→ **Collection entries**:
+++

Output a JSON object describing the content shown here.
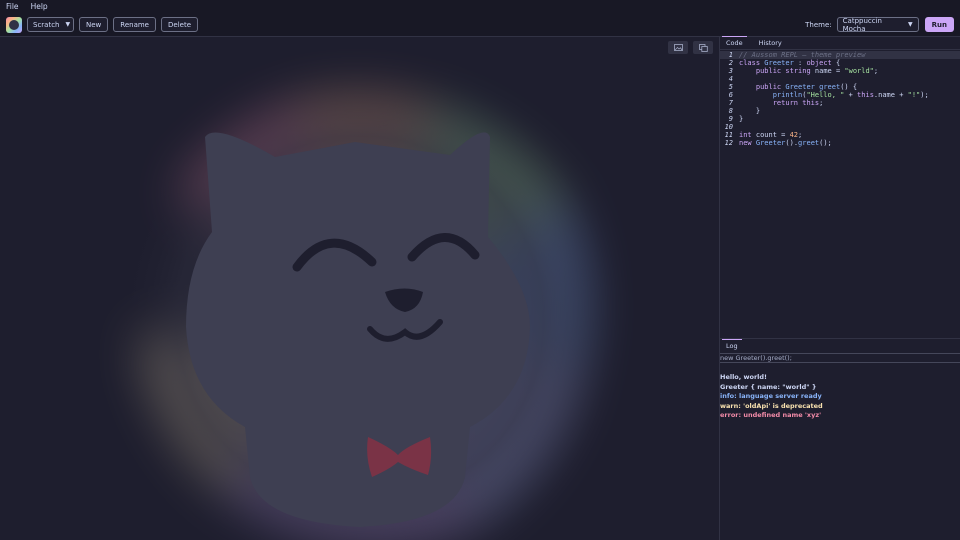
{
  "menu": {
    "file": "File",
    "help": "Help"
  },
  "toolbar": {
    "scratch_select": "Scratch",
    "new": "New",
    "rename": "Rename",
    "delete": "Delete",
    "theme_label": "Theme:",
    "theme_value": "Catppuccin Mocha",
    "run": "Run"
  },
  "editor": {
    "tabs": [
      "Code",
      "History"
    ],
    "lines": [
      {
        "n": "1",
        "text": "// Aussom REPL — theme preview"
      },
      {
        "n": "2",
        "text": "class Greeter : object {"
      },
      {
        "n": "3",
        "text": "    public string name = \"world\";"
      },
      {
        "n": "4",
        "text": ""
      },
      {
        "n": "5",
        "text": "    public Greeter greet() {"
      },
      {
        "n": "6",
        "text": "        println(\"Hello, \" + this.name + \"!\");"
      },
      {
        "n": "7",
        "text": "        return this;"
      },
      {
        "n": "8",
        "text": "    }"
      },
      {
        "n": "9",
        "text": "}"
      },
      {
        "n": "10",
        "text": ""
      },
      {
        "n": "11",
        "text": "int count = 42;"
      },
      {
        "n": "12",
        "text": "new Greeter().greet();"
      }
    ]
  },
  "log": {
    "tab": "Log",
    "input_value": "new Greeter().greet();",
    "lines": [
      {
        "text": "Hello, world!",
        "color": "#cdd6f4"
      },
      {
        "text": "Greeter { name: \"world\" }",
        "color": "#cdd6f4"
      },
      {
        "text": "info: language server ready",
        "color": "#89b4fa"
      },
      {
        "text": "warn: 'oldApi' is deprecated",
        "color": "#f9e2af"
      },
      {
        "text": "error: undefined name 'xyz'",
        "color": "#f38ba8"
      }
    ]
  },
  "preview_tools": [
    "image-icon",
    "copy-icon"
  ],
  "colors": {
    "accent": "#cba6f7",
    "base": "#1e1e2e",
    "mantle": "#181825",
    "comment": "#6c7086",
    "keyword": "#cba6f7",
    "type": "#89b4fa",
    "string": "#a6e3a1",
    "number": "#fab387",
    "function": "#89b4fa"
  }
}
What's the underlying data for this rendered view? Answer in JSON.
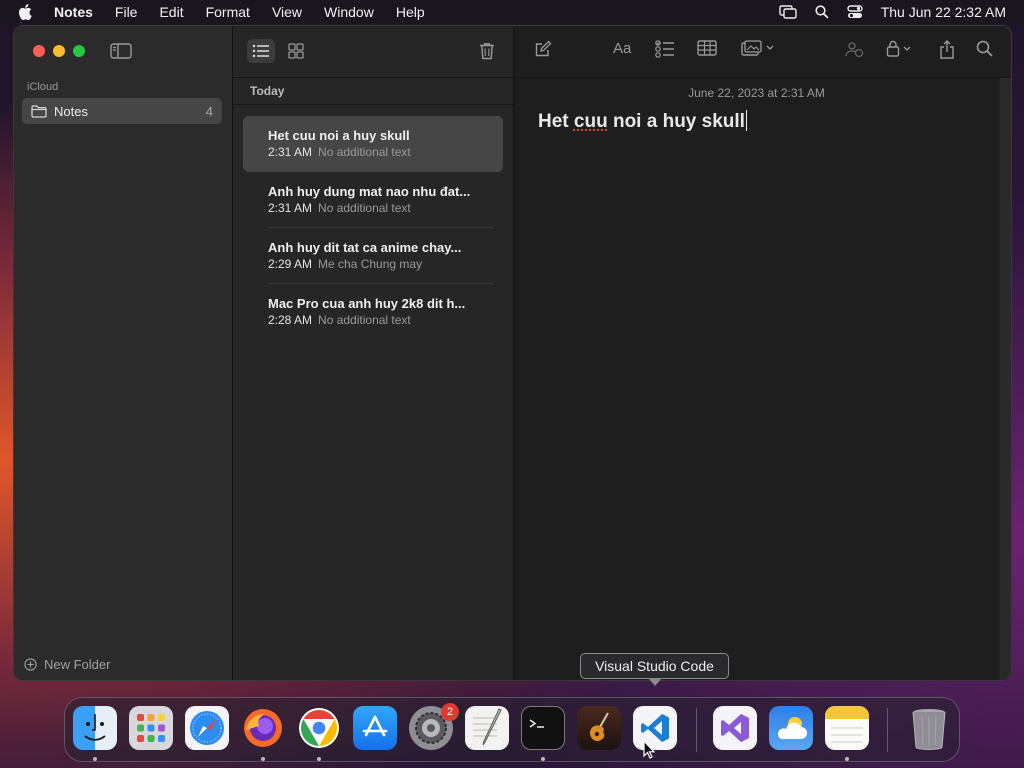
{
  "menubar": {
    "app_name": "Notes",
    "items": [
      "File",
      "Edit",
      "Format",
      "View",
      "Window",
      "Help"
    ],
    "clock": "Thu Jun 22  2:32 AM"
  },
  "sidebar": {
    "account_label": "iCloud",
    "folder": {
      "name": "Notes",
      "count": "4"
    },
    "new_folder_label": "New Folder"
  },
  "note_list": {
    "section_label": "Today",
    "notes": [
      {
        "title": "Het cuu noi a huy skull",
        "time": "2:31 AM",
        "preview": "No additional text",
        "selected": true
      },
      {
        "title": "Anh huy dung mat nao nhu đat...",
        "time": "2:31 AM",
        "preview": "No additional text",
        "selected": false
      },
      {
        "title": "Anh huy dit tat ca anime chay...",
        "time": "2:29 AM",
        "preview": "Me cha Chung may",
        "selected": false
      },
      {
        "title": "Mac Pro cua anh huy 2k8 dit h...",
        "time": "2:28 AM",
        "preview": "No additional text",
        "selected": false
      }
    ]
  },
  "editor": {
    "date": "June 22, 2023 at 2:31 AM",
    "title_part1": "Het ",
    "title_misspelled": "cuu",
    "title_part2": " noi a huy skull"
  },
  "tooltip": {
    "text": "Visual Studio Code"
  },
  "dock": {
    "apps": [
      "finder-icon",
      "launchpad-icon",
      "safari-icon",
      "firefox-icon",
      "chrome-icon",
      "app-store-icon",
      "system-settings-icon",
      "textedit-icon",
      "terminal-icon",
      "garageband-icon",
      "vscode-icon",
      "visual-studio-icon",
      "weather-icon",
      "notes-icon",
      "trash-icon"
    ],
    "settings_badge": "2"
  },
  "colors": {
    "close": "#ff5f57",
    "minimize": "#febc2e",
    "zoom": "#28c840",
    "accent_selection": "#464646"
  }
}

+++

→ **Work to be completed**:
Exclude the pictures, and transcribe all of the material exactly.

→ **Reply**:
Output a JSON object describing the content shown here.
{
  "menu": {
    "file": "File",
    "help": "Help"
  },
  "toolbar": {
    "scratch_select": "Scratch",
    "new": "New",
    "rename": "Rename",
    "delete": "Delete",
    "theme_label": "Theme:",
    "theme_value": "Catppuccin Mocha",
    "run": "Run"
  },
  "editor": {
    "tabs": [
      "Code",
      "History"
    ],
    "lines": [
      {
        "n": "1",
        "text": "// Aussom REPL — theme preview"
      },
      {
        "n": "2",
        "text": "class Greeter : object {"
      },
      {
        "n": "3",
        "text": "    public string name = \"world\";"
      },
      {
        "n": "4",
        "text": ""
      },
      {
        "n": "5",
        "text": "    public Greeter greet() {"
      },
      {
        "n": "6",
        "text": "        println(\"Hello, \" + this.name + \"!\");"
      },
      {
        "n": "7",
        "text": "        return this;"
      },
      {
        "n": "8",
        "text": "    }"
      },
      {
        "n": "9",
        "text": "}"
      },
      {
        "n": "10",
        "text": ""
      },
      {
        "n": "11",
        "text": "int count = 42;"
      },
      {
        "n": "12",
        "text": "new Greeter().greet();"
      }
    ]
  },
  "log": {
    "tab": "Log",
    "input_value": "new Greeter().greet();",
    "lines": [
      {
        "text": "Hello, world!",
        "color": "#cdd6f4"
      },
      {
        "text": "Greeter { name: \"world\" }",
        "color": "#cdd6f4"
      },
      {
        "text": "info: language server ready",
        "color": "#89b4fa"
      },
      {
        "text": "warn: 'oldApi' is deprecated",
        "color": "#f9e2af"
      },
      {
        "text": "error: undefined name 'xyz'",
        "color": "#f38ba8"
      }
    ]
  },
  "preview_tools": [
    "image-icon",
    "copy-icon"
  ],
  "colors": {
    "accent": "#cba6f7",
    "base": "#1e1e2e",
    "mantle": "#181825",
    "comment": "#6c7086",
    "keyword": "#cba6f7",
    "type": "#89b4fa",
    "string": "#a6e3a1",
    "number": "#fab387",
    "function": "#89b4fa"
  }
}
What's the underlying data for this rendered view? Answer in JSON.
{
  "menubar": {
    "app_name": "Notes",
    "items": [
      "File",
      "Edit",
      "Format",
      "View",
      "Window",
      "Help"
    ],
    "clock": "Thu Jun 22  2:32 AM"
  },
  "sidebar": {
    "account_label": "iCloud",
    "folder": {
      "name": "Notes",
      "count": "4"
    },
    "new_folder_label": "New Folder"
  },
  "note_list": {
    "section_label": "Today",
    "notes": [
      {
        "title": "Het cuu noi a huy skull",
        "time": "2:31 AM",
        "preview": "No additional text",
        "selected": true
      },
      {
        "title": "Anh huy dung mat nao nhu đat...",
        "time": "2:31 AM",
        "preview": "No additional text",
        "selected": false
      },
      {
        "title": "Anh huy dit tat ca anime chay...",
        "time": "2:29 AM",
        "preview": "Me cha Chung may",
        "selected": false
      },
      {
        "title": "Mac Pro cua anh huy 2k8 dit h...",
        "time": "2:28 AM",
        "preview": "No additional text",
        "selected": false
      }
    ]
  },
  "editor": {
    "date": "June 22, 2023 at 2:31 AM",
    "title_part1": "Het ",
    "title_misspelled": "cuu",
    "title_part2": " noi a huy skull"
  },
  "tooltip": {
    "text": "Visual Studio Code"
  },
  "dock": {
    "apps": [
      "finder-icon",
      "launchpad-icon",
      "safari-icon",
      "firefox-icon",
      "chrome-icon",
      "app-store-icon",
      "system-settings-icon",
      "textedit-icon",
      "terminal-icon",
      "garageband-icon",
      "vscode-icon",
      "visual-studio-icon",
      "weather-icon",
      "notes-icon",
      "trash-icon"
    ],
    "settings_badge": "2"
  },
  "colors": {
    "close": "#ff5f57",
    "minimize": "#febc2e",
    "zoom": "#28c840",
    "accent_selection": "#464646"
  }
}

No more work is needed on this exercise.